* Start DATASET ROWS *

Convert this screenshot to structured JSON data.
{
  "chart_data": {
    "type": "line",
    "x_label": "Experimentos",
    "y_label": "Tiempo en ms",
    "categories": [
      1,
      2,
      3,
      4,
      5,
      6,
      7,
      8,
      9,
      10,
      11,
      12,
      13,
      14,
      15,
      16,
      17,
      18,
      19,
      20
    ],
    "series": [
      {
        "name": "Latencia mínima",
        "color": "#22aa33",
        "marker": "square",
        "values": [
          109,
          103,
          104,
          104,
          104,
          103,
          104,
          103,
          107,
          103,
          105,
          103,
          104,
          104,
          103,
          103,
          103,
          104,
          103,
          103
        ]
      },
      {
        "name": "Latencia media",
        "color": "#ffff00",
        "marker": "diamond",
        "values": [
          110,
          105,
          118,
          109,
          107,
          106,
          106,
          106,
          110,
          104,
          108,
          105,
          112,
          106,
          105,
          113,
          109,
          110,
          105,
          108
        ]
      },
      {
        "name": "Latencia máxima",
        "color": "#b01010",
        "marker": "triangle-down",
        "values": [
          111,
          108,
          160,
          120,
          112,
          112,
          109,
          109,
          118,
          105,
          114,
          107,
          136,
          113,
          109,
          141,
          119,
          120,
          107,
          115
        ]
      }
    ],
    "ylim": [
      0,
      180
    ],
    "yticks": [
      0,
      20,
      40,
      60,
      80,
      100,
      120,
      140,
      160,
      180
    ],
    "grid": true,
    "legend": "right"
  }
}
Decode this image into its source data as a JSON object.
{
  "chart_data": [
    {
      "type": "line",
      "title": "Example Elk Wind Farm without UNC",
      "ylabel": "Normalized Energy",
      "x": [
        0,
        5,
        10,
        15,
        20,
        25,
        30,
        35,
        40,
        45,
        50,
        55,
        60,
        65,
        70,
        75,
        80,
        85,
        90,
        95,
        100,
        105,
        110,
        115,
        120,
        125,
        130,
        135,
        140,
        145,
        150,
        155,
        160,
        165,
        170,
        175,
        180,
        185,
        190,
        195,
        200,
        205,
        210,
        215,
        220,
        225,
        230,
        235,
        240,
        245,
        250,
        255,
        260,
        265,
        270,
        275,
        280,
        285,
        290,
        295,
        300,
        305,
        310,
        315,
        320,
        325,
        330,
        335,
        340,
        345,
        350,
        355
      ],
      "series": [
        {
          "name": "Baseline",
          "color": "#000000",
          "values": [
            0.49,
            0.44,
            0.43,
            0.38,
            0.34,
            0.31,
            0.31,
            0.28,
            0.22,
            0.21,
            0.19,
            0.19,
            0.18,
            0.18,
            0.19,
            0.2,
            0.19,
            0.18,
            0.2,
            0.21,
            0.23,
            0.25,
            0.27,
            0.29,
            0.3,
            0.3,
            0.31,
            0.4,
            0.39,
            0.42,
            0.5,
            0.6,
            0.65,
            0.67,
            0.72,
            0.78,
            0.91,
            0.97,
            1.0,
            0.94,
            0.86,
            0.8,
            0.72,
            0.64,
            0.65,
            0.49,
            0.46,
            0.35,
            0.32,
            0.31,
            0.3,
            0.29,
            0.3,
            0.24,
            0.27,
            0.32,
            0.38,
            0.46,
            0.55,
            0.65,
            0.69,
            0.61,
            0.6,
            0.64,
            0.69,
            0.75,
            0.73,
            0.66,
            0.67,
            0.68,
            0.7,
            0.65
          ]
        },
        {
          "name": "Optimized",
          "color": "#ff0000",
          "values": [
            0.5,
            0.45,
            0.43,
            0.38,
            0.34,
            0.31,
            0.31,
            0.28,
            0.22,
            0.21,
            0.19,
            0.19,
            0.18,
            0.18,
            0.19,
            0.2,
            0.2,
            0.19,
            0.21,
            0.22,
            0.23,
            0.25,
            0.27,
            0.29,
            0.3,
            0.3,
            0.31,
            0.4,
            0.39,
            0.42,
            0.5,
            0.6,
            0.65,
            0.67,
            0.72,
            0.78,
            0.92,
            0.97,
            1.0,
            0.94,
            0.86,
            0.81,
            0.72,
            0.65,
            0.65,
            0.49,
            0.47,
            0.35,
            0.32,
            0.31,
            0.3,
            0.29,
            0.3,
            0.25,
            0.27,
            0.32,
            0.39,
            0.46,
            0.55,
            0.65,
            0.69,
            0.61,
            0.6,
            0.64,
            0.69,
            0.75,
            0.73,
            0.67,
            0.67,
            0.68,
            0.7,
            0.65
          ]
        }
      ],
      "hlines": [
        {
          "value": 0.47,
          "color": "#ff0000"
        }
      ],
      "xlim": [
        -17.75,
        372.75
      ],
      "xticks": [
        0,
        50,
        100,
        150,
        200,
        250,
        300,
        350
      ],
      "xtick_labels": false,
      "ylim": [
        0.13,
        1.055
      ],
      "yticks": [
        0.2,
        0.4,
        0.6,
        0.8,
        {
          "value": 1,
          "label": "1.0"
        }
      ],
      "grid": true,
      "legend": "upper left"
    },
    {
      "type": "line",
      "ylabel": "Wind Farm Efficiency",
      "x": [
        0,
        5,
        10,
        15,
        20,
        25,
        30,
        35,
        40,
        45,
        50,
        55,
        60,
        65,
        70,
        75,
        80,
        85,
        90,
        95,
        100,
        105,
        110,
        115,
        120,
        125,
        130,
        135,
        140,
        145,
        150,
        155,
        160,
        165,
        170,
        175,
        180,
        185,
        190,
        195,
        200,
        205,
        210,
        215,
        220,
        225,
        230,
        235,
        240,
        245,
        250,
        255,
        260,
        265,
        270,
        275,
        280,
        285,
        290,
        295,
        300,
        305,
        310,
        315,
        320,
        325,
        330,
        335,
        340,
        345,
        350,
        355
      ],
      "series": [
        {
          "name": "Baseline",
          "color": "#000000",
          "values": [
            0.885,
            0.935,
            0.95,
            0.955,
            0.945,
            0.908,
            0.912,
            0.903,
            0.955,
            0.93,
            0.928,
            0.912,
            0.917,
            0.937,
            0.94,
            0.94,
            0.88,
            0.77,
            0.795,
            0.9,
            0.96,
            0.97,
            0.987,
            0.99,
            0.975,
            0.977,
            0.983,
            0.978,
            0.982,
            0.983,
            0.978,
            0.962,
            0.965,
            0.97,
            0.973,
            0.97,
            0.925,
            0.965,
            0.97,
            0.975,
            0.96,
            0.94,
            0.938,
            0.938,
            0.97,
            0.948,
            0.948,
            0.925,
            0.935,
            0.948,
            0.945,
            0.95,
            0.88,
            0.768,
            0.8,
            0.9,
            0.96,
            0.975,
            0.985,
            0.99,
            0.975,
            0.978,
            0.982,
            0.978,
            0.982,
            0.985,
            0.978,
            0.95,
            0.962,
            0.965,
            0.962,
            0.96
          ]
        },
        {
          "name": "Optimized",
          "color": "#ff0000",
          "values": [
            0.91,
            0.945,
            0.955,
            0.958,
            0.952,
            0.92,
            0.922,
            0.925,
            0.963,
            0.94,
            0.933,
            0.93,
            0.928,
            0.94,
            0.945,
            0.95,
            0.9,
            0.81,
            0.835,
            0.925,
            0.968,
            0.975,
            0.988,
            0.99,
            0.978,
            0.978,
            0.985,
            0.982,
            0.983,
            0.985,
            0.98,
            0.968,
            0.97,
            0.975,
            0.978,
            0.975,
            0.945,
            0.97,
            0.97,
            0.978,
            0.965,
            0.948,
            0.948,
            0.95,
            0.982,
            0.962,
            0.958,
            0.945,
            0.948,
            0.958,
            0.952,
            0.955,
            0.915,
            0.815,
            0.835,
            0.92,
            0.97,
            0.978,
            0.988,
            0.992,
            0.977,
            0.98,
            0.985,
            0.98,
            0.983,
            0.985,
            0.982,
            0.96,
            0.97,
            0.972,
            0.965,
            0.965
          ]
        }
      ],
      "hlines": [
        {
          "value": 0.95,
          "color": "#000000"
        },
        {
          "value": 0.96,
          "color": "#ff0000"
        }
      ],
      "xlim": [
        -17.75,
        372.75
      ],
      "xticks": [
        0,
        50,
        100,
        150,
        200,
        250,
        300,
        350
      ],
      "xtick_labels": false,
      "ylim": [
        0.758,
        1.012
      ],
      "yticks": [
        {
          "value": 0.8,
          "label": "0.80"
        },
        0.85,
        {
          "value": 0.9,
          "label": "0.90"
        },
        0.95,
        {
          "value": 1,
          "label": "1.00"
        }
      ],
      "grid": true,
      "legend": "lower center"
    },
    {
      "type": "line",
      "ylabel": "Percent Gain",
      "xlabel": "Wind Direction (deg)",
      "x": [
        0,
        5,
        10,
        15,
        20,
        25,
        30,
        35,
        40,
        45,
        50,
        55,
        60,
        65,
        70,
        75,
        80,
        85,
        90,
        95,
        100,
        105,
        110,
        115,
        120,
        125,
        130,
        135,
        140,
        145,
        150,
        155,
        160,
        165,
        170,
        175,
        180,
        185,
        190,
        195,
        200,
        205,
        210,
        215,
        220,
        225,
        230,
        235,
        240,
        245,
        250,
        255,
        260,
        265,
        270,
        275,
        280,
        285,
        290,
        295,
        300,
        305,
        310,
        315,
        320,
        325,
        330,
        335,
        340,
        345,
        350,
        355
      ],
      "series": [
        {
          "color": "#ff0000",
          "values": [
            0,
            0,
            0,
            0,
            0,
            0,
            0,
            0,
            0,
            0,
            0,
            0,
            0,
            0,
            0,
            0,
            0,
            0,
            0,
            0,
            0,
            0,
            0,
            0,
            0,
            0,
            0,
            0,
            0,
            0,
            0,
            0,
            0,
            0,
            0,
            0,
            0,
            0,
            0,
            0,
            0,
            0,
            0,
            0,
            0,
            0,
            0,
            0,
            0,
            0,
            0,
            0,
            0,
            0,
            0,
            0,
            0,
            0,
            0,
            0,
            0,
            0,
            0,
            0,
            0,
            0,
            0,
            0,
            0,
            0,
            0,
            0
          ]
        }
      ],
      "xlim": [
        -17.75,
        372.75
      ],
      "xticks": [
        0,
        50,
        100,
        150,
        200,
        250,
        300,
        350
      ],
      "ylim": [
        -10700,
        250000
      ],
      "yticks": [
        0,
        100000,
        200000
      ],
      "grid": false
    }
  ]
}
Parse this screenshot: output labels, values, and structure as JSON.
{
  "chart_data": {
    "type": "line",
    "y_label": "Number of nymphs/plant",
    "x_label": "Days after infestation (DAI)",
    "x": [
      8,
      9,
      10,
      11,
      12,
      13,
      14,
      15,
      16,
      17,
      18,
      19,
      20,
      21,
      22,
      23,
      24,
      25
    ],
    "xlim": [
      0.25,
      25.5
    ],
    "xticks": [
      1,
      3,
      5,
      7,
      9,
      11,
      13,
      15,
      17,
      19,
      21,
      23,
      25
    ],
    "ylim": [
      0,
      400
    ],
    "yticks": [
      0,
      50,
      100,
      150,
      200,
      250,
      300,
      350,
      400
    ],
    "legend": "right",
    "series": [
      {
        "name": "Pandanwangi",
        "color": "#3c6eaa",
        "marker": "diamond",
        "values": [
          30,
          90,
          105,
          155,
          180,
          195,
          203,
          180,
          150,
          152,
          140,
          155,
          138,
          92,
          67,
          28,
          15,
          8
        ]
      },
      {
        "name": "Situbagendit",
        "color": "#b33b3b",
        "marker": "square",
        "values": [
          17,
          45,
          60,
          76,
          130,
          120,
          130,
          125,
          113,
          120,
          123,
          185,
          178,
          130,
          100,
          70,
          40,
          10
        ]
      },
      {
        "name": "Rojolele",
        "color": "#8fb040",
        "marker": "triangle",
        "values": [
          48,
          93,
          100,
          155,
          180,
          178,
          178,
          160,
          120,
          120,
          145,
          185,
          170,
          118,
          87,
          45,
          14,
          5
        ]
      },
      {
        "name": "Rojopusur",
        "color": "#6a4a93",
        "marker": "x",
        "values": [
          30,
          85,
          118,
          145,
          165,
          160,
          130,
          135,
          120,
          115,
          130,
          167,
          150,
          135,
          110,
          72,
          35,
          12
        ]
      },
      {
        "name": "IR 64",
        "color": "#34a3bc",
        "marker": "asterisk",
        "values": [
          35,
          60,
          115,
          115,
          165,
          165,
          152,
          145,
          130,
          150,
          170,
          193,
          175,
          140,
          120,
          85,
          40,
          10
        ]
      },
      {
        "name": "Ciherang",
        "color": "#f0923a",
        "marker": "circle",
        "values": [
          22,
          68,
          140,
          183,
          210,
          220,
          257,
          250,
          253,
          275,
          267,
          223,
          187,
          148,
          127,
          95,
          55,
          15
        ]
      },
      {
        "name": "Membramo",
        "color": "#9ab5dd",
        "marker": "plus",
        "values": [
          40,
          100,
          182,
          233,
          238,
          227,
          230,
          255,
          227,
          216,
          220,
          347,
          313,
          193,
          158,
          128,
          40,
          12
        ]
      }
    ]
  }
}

* End DATASET ROWS *

> WHAT TO DO: Search the records for the string "screenshot" and return every line in which it occurs.

> RESPONSE:
Convert this screenshot to structured JSON data.
Parse this screenshot: output labels, values, and structure as JSON.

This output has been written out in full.